▶ **抽出テキスト**
--------------------------------
勝部元気(かつべ・げんき) コラムニスト・社会起業家
1983年、東京都生まれ。民間企業の経営企画部門や経理財務部門等で部門トップを歴任した後に現職。現代の新しい社会問題を「言語化」することを得意とし、ジェンダー、働き方、少子非婚化、教育、ネット心理等の分野を主に扱う。著書に『恋愛氷河期』(扶桑社)。株式会社リプロエージェント代表取締役、市民団体パリテコミュニティーズ代表理事。所有する資格数は71個。公式サイトはこちら
※プロフィールは原則として、論座に最後に執筆した当時のものです
女性憎悪に焦点が当たるのを避けたい男性権力者たち
次に、具体的な法整備に取り掛かって欲しいと思います。とりわけ、「フェミサイドに対する厳罰化」は最も必要な対策だと思います。
実際、ブラジルでは2015年に人種や性的指向などの差別を理由にした「憎悪殺人」に対して、通常の殺人罪より重い刑を科すようになりました。捜査当局がフェミサイドと認めない等、運用面で課題があると言われており、法制化だけで解決するものではありませんが、基本的には日本も追随するべきだと思います。
--------------------------------
▶ **課題用リスト**
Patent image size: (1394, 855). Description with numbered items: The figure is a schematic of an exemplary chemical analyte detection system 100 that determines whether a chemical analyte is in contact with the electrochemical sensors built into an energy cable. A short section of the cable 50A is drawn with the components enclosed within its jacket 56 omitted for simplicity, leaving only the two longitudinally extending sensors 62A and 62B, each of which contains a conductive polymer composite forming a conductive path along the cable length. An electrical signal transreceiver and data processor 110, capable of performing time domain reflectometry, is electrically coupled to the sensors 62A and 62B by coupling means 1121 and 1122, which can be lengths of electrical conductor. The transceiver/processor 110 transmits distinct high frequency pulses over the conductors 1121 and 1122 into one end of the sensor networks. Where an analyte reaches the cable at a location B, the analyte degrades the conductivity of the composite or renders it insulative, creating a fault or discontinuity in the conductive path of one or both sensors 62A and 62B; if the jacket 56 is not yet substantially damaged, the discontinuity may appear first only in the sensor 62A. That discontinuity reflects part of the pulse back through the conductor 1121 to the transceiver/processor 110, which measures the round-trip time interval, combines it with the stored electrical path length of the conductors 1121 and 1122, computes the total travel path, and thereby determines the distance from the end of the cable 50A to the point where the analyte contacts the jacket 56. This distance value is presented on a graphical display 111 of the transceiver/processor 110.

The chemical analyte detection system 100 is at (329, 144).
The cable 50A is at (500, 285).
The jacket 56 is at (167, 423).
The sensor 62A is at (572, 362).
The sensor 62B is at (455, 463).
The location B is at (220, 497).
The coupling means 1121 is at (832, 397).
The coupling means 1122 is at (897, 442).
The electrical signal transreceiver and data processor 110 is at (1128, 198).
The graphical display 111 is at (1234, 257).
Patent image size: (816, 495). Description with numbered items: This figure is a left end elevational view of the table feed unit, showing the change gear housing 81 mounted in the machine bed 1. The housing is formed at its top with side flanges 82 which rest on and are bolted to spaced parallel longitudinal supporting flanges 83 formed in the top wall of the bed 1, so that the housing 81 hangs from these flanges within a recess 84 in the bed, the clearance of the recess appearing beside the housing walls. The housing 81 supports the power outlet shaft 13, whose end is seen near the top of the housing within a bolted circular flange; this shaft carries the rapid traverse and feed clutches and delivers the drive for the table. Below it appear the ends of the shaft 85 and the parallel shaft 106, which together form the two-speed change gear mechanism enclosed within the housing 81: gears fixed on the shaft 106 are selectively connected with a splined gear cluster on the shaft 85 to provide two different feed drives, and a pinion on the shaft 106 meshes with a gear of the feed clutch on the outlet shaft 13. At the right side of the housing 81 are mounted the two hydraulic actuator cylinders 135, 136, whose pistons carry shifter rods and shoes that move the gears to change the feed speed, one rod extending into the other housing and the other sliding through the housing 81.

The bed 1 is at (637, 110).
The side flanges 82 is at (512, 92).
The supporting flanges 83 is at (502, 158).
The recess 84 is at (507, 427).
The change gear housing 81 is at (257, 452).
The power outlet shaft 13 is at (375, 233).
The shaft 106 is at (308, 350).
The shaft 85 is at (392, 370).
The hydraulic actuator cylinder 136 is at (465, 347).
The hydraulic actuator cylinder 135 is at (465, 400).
--------------------------------
▶ **取り組む課題**
**A.** リストのうち、「Patent image size: (816, 495).」を含む行で始まり「The side flanges 82 is at (512, 92).」を含む行で終わる部分を、2列のCSVに書き換えること。列名は「入力」と「出力」とし、入力ごとに1行、それぞれを改行をスペースに置き換えた1つの引用符付きフィールドに収めること。
**B.** フェミサイド対策を論じた文章を、最後の文の後から書き継ぐこと。

▶ **課題の解答**
**A.**
入力,出力
"Patent image size: (816, 495). Description with numbered items: This figure is a left end elevational view of the table feed unit, showing the change gear housing 81 mounted in the machine bed 1. The housing is formed at its top with side flanges 82 which rest on and are bolted to spaced parallel longitudinal supporting flanges 83 formed in the top wall of the bed 1, so that the housing 81 hangs from these flanges within a recess 84 in the bed, the clearance of the recess appearing beside the housing walls. The housing 81 supports the power outlet shaft 13, whose end is seen near the top of the housing within a bolted circular flange; this shaft carries the rapid traverse and feed clutches and delivers the drive for the table. Below it appear the ends of the shaft 85 and the parallel shaft 106, which together form the two-speed change gear mechanism enclosed within the housing 81: gears fixed on the shaft 106 are selectively connected with a splined gear cluster on the shaft 85 to provide two different feed drives, and a pinion on the shaft 106 meshes with a gear of the feed clutch on the outlet shaft 13. At the right side of the housing 81 are mounted the two hydraulic actuator cylinders 135, 136, whose pistons carry shifter rods and shoes that move the gears to change the feed speed, one rod extending into the other housing and the other sliding through the housing 81.","The bed 1 is at (637, 110). The side flanges 82 is at (512, 92)."

**B.**
短期的な予防策としては、鉄道全車両に防犯カメラ設置を義務化するべきです。東急電鉄では2020年7月に、LED蛍光灯一体型防犯カメラを全車両に設置完了しており、この方法であれば、費用を抑えることができます。余剰資金の少ない企業に対しては補助金も検討するとよいでしょう。
また、2015年頃から私がずっと言い続けていて、当時出版した書籍の帯にも書いたことなのですが、公共の場におけるナンパを犯罪化するべきです。女性の「ナンパ行為=ストリート・ハラスメントを受けない自由」を保障するだけでなく、女性憎悪を先鋭化させるナンパ師コミュニティーを弱体化させる効果があると思います。実際、オランダやフランスでは、ストリート・ハラスメントが刑罰化されており、決してやり過ぎではありません。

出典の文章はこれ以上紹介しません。